→ Testo estratto:
La nuova riforma potrebbe far perdere ben 300 euro al mese su queste pensioni. Cerchiamo di capire bene cosa sta succedendo
In Italia il sistema previdenziale vive continui aggiornamenti e modifiche e sembra che per i pensionati non ci sia mai tregua. Il nuovo Governo Meloni lavora da mesi su una riforma sulle pensioni, con un occhio in particolare all’età minima pensionabile, pensioni minime, maggiorazioni e molto altro.
Nonostante il grande lavoro svolto dall’attuale governo, restano ancora molto incerti i destini dei pensionati a causa di una possibile retromarcia. A causa del poco successo riscosso dalla Quota 103, introdotta con la nuova legge di bilancio, si sta ripensando di rintegrare nuovamente la Quota 41. Questo però comporterebbe una riduzione su alcune pensioni.
La pensione, come sappiamo, fornisce agli anziani una importantissima fonte regolare di reddito dopo il raggiungimento dell’età pensionabile. Questo reddito mensile permette loro di soddisfare le più semplici esigenze di vita, come pagare le bollette, fare la spesa, pagare l’affitto o le cure mediche. Preoccuparsi costantemente del denaro per sopravvivere è nocivo per qualsiasi essere umano, ma per gli anziani la questione è diversa.
Dopo lunghissimi anni di duro lavoro, di cura della famiglia, una persona ha il diritto di ritirarsi dal lavoro e godersi la vita. Molti anziani durante questo periodo riscoprono il piacere di concedersi del tempo per se e per le proprie passioni. C’è chi ricomincia a viaggiare o ci preferisce far tesoro del tempo che resta per stare con la famiglia. Per vivere questo periodo della vita delicata è quindi necessario che la pensione sia tale da permettere tutto questo.
In Italia il sistema pensionistico è sempre al centro di numerose critiche proprio perché sono milioni gli anziani che devono sopravvivere con pensioni precarie e senza sufficiente assistenza. Il nuovo Governo cerca proprio di lavorare in tal senso a migliorare questo aspetto e concedere delle condizioni più idonee per accedere al sistema previdenziale.
Prima di affrontare la riduzione prevista in futuro sulle pensioni, è doveroso parlare dei due strumenti principali del nostro sistema pensionistico: la Quota 103 (o Opzione 103) e la Quota 41. L’opzione 103 permette di anticipare la pensione di ben 5 anni, andando così in pensione a 62 anni d’età e 41 anni di contributi versati.

→ Righe fornite:
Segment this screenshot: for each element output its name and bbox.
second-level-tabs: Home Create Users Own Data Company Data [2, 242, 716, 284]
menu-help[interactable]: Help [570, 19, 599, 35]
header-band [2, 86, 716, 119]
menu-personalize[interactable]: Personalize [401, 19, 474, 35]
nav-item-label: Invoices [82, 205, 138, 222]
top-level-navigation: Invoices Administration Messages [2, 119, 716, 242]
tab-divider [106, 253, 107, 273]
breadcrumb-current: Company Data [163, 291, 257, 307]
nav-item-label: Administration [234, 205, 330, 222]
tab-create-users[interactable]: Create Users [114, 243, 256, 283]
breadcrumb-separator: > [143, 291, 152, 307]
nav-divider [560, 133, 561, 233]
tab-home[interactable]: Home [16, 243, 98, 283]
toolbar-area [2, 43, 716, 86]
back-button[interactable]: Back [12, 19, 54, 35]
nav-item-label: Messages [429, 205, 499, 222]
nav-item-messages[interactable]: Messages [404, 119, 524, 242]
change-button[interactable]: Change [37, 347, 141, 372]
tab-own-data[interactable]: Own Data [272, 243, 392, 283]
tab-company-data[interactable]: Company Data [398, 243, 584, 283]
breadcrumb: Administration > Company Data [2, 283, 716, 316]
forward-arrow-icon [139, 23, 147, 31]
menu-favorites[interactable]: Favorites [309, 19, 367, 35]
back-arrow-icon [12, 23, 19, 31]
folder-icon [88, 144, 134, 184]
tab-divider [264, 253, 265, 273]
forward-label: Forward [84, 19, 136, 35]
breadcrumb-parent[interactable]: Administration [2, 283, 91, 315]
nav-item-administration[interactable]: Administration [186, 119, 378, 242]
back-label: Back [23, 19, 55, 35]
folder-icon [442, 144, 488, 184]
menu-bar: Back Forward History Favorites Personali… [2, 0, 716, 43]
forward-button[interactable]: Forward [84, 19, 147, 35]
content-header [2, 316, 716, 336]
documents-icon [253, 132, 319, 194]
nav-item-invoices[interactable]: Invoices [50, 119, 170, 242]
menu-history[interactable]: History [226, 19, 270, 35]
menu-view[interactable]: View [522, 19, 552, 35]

→ Dettagli del compito: Riscrivi il passo del testo sulla riforma delle pensioni da "Nonostante il grande" fino a "questione è diversa." compreso, cambiando "bollette" in "utenze".

→ Risposta al compito:
Nonostante il grande lavoro svolto dall’attuale governo, restano ancora molto incerti i destini dei pensionati a causa di una possibile retromarcia. A causa del poco successo riscosso dalla Quota 103, introdotta con la nuova legge di bilancio, si sta ripensando di rintegrare nuovamente la Quota 41. Questo però comporterebbe una riduzione su alcune pensioni.
La pensione, come sappiamo, fornisce agli anziani una importantissima fonte regolare di reddito dopo il raggiungimento dell’età pensionabile. Questo reddito mensile permette loro di soddisfare le più semplici esigenze di vita, come pagare le utenze, fare la spesa, pagare l’affitto o le cure mediche. Preoccuparsi costantemente del denaro per sopravvivere è nocivo per qualsiasi essere umano, ma per gli anziani la questione è diversa.